**MATERIAL**
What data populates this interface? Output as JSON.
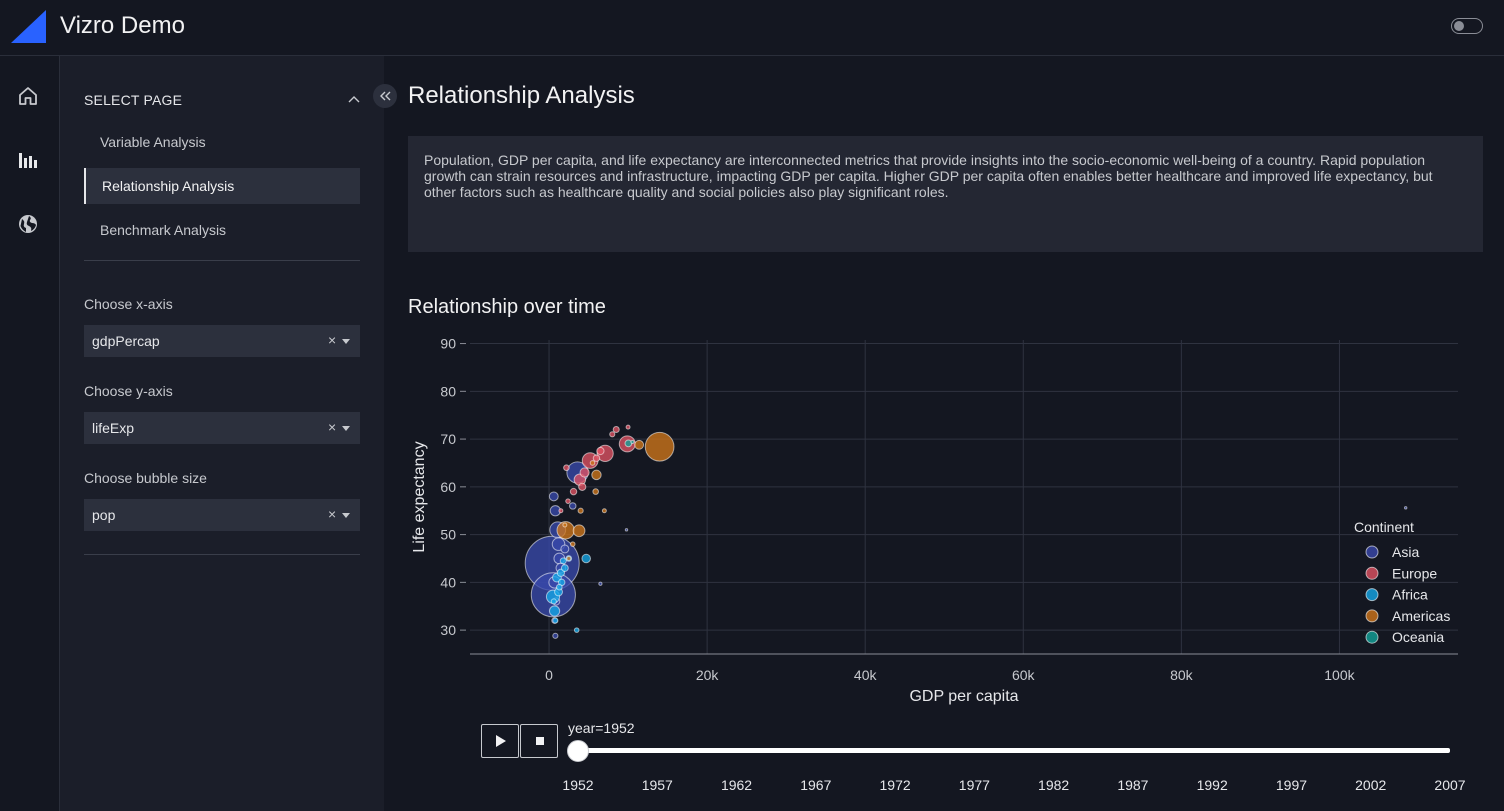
{
  "header": {
    "title": "Vizro Demo"
  },
  "nav": {
    "icons": [
      "home-icon",
      "bar-chart-icon",
      "globe-icon"
    ]
  },
  "sidebar": {
    "section_title": "SELECT PAGE",
    "pages": [
      {
        "label": "Variable Analysis",
        "active": false
      },
      {
        "label": "Relationship Analysis",
        "active": true
      },
      {
        "label": "Benchmark Analysis",
        "active": false
      }
    ],
    "controls": [
      {
        "label": "Choose x-axis",
        "value": "gdpPercap"
      },
      {
        "label": "Choose y-axis",
        "value": "lifeExp"
      },
      {
        "label": "Choose bubble size",
        "value": "pop"
      }
    ],
    "clear_glyph": "×"
  },
  "main": {
    "page_title": "Relationship Analysis",
    "description": "Population, GDP per capita, and life expectancy are interconnected metrics that provide insights into the socio-economic well-being of a country. Rapid population growth can strain resources and infrastructure, impacting GDP per capita. Higher GDP per capita often enables better healthcare and improved life expectancy, but other factors such as healthcare quality and social policies also play significant roles.",
    "chart_title": "Relationship over time"
  },
  "slider": {
    "label": "year=1952",
    "ticks": [
      "1952",
      "1957",
      "1962",
      "1967",
      "1972",
      "1977",
      "1982",
      "1987",
      "1992",
      "1997",
      "2002",
      "2007"
    ],
    "value": 1952
  },
  "colors": {
    "Asia": "#3949ab",
    "Europe": "#e05263",
    "Africa": "#14a8e8",
    "Americas": "#d0761a",
    "Oceania": "#12a39a",
    "accent": "#2962ff"
  },
  "chart_data": {
    "type": "scatter",
    "xlabel": "GDP per capita",
    "ylabel": "Life expectancy",
    "xlim": [
      -10000,
      115000
    ],
    "ylim": [
      25,
      92
    ],
    "xticks": [
      0,
      20000,
      40000,
      60000,
      80000,
      100000
    ],
    "xtick_labels": [
      "0",
      "20k",
      "40k",
      "60k",
      "80k",
      "100k"
    ],
    "yticks": [
      30,
      40,
      50,
      60,
      70,
      80,
      90
    ],
    "legend": {
      "title": "Continent",
      "position": "right",
      "entries": [
        "Asia",
        "Europe",
        "Africa",
        "Americas",
        "Oceania"
      ]
    },
    "series": [
      {
        "name": "Asia",
        "points": [
          [
            400,
            44,
            556
          ],
          [
            546,
            37.4,
            372
          ],
          [
            3600,
            63,
            86
          ],
          [
            1100,
            51,
            48
          ],
          [
            800,
            55,
            20
          ],
          [
            600,
            58,
            15
          ],
          [
            1200,
            48,
            30
          ],
          [
            700,
            40,
            25
          ],
          [
            1300,
            45,
            22
          ],
          [
            900,
            36,
            10
          ],
          [
            800,
            28.8,
            5
          ],
          [
            6500,
            39.7,
            2
          ],
          [
            1500,
            43,
            18
          ],
          [
            2000,
            47,
            12
          ],
          [
            3000,
            56,
            8
          ],
          [
            700,
            32,
            6
          ],
          [
            108382,
            55.6,
            0.5
          ],
          [
            9800,
            51,
            1
          ]
        ]
      },
      {
        "name": "Europe",
        "points": [
          [
            7100,
            67,
            50
          ],
          [
            9900,
            69,
            49
          ],
          [
            5200,
            65.5,
            47
          ],
          [
            3900,
            61.5,
            25
          ],
          [
            8500,
            72,
            7
          ],
          [
            10000,
            72.5,
            3
          ],
          [
            4200,
            60,
            10
          ],
          [
            3100,
            59,
            8
          ],
          [
            2200,
            64,
            6
          ],
          [
            6000,
            66,
            8
          ],
          [
            8000,
            71,
            5
          ],
          [
            6500,
            67.5,
            10
          ],
          [
            4500,
            63,
            16
          ],
          [
            2400,
            57,
            4
          ],
          [
            1500,
            55,
            3
          ]
        ]
      },
      {
        "name": "Africa",
        "points": [
          [
            500,
            37,
            33
          ],
          [
            700,
            34,
            20
          ],
          [
            1000,
            41,
            15
          ],
          [
            1500,
            42,
            10
          ],
          [
            1200,
            38,
            12
          ],
          [
            1600,
            40,
            8
          ],
          [
            2000,
            43,
            9
          ],
          [
            4700,
            45.0,
            14
          ],
          [
            2500,
            45,
            6
          ],
          [
            800,
            32,
            5
          ],
          [
            3500,
            30,
            4
          ],
          [
            1800,
            44.5,
            7
          ],
          [
            1300,
            39,
            6
          ],
          [
            600,
            36,
            5
          ]
        ]
      },
      {
        "name": "Americas",
        "points": [
          [
            13990,
            68.4,
            157
          ],
          [
            2100,
            50.9,
            57
          ],
          [
            3800,
            50.8,
            26
          ],
          [
            6000,
            62.5,
            17
          ],
          [
            5900,
            59,
            6
          ],
          [
            11400,
            68.8,
            15
          ],
          [
            4000,
            55,
            5
          ],
          [
            2000,
            52,
            3
          ],
          [
            3000,
            48,
            4
          ],
          [
            7000,
            55,
            3
          ],
          [
            2500,
            45,
            3
          ],
          [
            5500,
            65,
            4
          ]
        ]
      },
      {
        "name": "Oceania",
        "points": [
          [
            10040,
            69.1,
            8.7
          ],
          [
            10556,
            69.4,
            1.9
          ]
        ]
      }
    ]
  }
}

**EXERCISE INSTRUCTIONS**
Reproduce all entries exactly. Pictures do not belong in the copy.

**REPLY**
What data populates this interface? Output as JSON.
{
  "header": {
    "title": "Vizro Demo"
  },
  "nav": {
    "icons": [
      "home-icon",
      "bar-chart-icon",
      "globe-icon"
    ]
  },
  "sidebar": {
    "section_title": "SELECT PAGE",
    "pages": [
      {
        "label": "Variable Analysis",
        "active": false
      },
      {
        "label": "Relationship Analysis",
        "active": true
      },
      {
        "label": "Benchmark Analysis",
        "active": false
      }
    ],
    "controls": [
      {
        "label": "Choose x-axis",
        "value": "gdpPercap"
      },
      {
        "label": "Choose y-axis",
        "value": "lifeExp"
      },
      {
        "label": "Choose bubble size",
        "value": "pop"
      }
    ],
    "clear_glyph": "×"
  },
  "main": {
    "page_title": "Relationship Analysis",
    "description": "Population, GDP per capita, and life expectancy are interconnected metrics that provide insights into the socio-economic well-being of a country. Rapid population growth can strain resources and infrastructure, impacting GDP per capita. Higher GDP per capita often enables better healthcare and improved life expectancy, but other factors such as healthcare quality and social policies also play significant roles.",
    "chart_title": "Relationship over time"
  },
  "slider": {
    "label": "year=1952",
    "ticks": [
      "1952",
      "1957",
      "1962",
      "1967",
      "1972",
      "1977",
      "1982",
      "1987",
      "1992",
      "1997",
      "2002",
      "2007"
    ],
    "value": 1952
  },
  "colors": {
    "Asia": "#3949ab",
    "Europe": "#e05263",
    "Africa": "#14a8e8",
    "Americas": "#d0761a",
    "Oceania": "#12a39a",
    "accent": "#2962ff"
  },
  "chart_data": {
    "type": "scatter",
    "xlabel": "GDP per capita",
    "ylabel": "Life expectancy",
    "xlim": [
      -10000,
      115000
    ],
    "ylim": [
      25,
      92
    ],
    "xticks": [
      0,
      20000,
      40000,
      60000,
      80000,
      100000
    ],
    "xtick_labels": [
      "0",
      "20k",
      "40k",
      "60k",
      "80k",
      "100k"
    ],
    "yticks": [
      30,
      40,
      50,
      60,
      70,
      80,
      90
    ],
    "legend": {
      "title": "Continent",
      "position": "right",
      "entries": [
        "Asia",
        "Europe",
        "Africa",
        "Americas",
        "Oceania"
      ]
    },
    "series": [
      {
        "name": "Asia",
        "points": [
          [
            400,
            44,
            556
          ],
          [
            546,
            37.4,
            372
          ],
          [
            3600,
            63,
            86
          ],
          [
            1100,
            51,
            48
          ],
          [
            800,
            55,
            20
          ],
          [
            600,
            58,
            15
          ],
          [
            1200,
            48,
            30
          ],
          [
            700,
            40,
            25
          ],
          [
            1300,
            45,
            22
          ],
          [
            900,
            36,
            10
          ],
          [
            800,
            28.8,
            5
          ],
          [
            6500,
            39.7,
            2
          ],
          [
            1500,
            43,
            18
          ],
          [
            2000,
            47,
            12
          ],
          [
            3000,
            56,
            8
          ],
          [
            700,
            32,
            6
          ],
          [
            108382,
            55.6,
            0.5
          ],
          [
            9800,
            51,
            1
          ]
        ]
      },
      {
        "name": "Europe",
        "points": [
          [
            7100,
            67,
            50
          ],
          [
            9900,
            69,
            49
          ],
          [
            5200,
            65.5,
            47
          ],
          [
            3900,
            61.5,
            25
          ],
          [
            8500,
            72,
            7
          ],
          [
            10000,
            72.5,
            3
          ],
          [
            4200,
            60,
            10
          ],
          [
            3100,
            59,
            8
          ],
          [
            2200,
            64,
            6
          ],
          [
            6000,
            66,
            8
          ],
          [
            8000,
            71,
            5
          ],
          [
            6500,
            67.5,
            10
          ],
          [
            4500,
            63,
            16
          ],
          [
            2400,
            57,
            4
          ],
          [
            1500,
            55,
            3
          ]
        ]
      },
      {
        "name": "Africa",
        "points": [
          [
            500,
            37,
            33
          ],
          [
            700,
            34,
            20
          ],
          [
            1000,
            41,
            15
          ],
          [
            1500,
            42,
            10
          ],
          [
            1200,
            38,
            12
          ],
          [
            1600,
            40,
            8
          ],
          [
            2000,
            43,
            9
          ],
          [
            4700,
            45.0,
            14
          ],
          [
            2500,
            45,
            6
          ],
          [
            800,
            32,
            5
          ],
          [
            3500,
            30,
            4
          ],
          [
            1800,
            44.5,
            7
          ],
          [
            1300,
            39,
            6
          ],
          [
            600,
            36,
            5
          ]
        ]
      },
      {
        "name": "Americas",
        "points": [
          [
            13990,
            68.4,
            157
          ],
          [
            2100,
            50.9,
            57
          ],
          [
            3800,
            50.8,
            26
          ],
          [
            6000,
            62.5,
            17
          ],
          [
            5900,
            59,
            6
          ],
          [
            11400,
            68.8,
            15
          ],
          [
            4000,
            55,
            5
          ],
          [
            2000,
            52,
            3
          ],
          [
            3000,
            48,
            4
          ],
          [
            7000,
            55,
            3
          ],
          [
            2500,
            45,
            3
          ],
          [
            5500,
            65,
            4
          ]
        ]
      },
      {
        "name": "Oceania",
        "points": [
          [
            10040,
            69.1,
            8.7
          ],
          [
            10556,
            69.4,
            1.9
          ]
        ]
      }
    ]
  }
}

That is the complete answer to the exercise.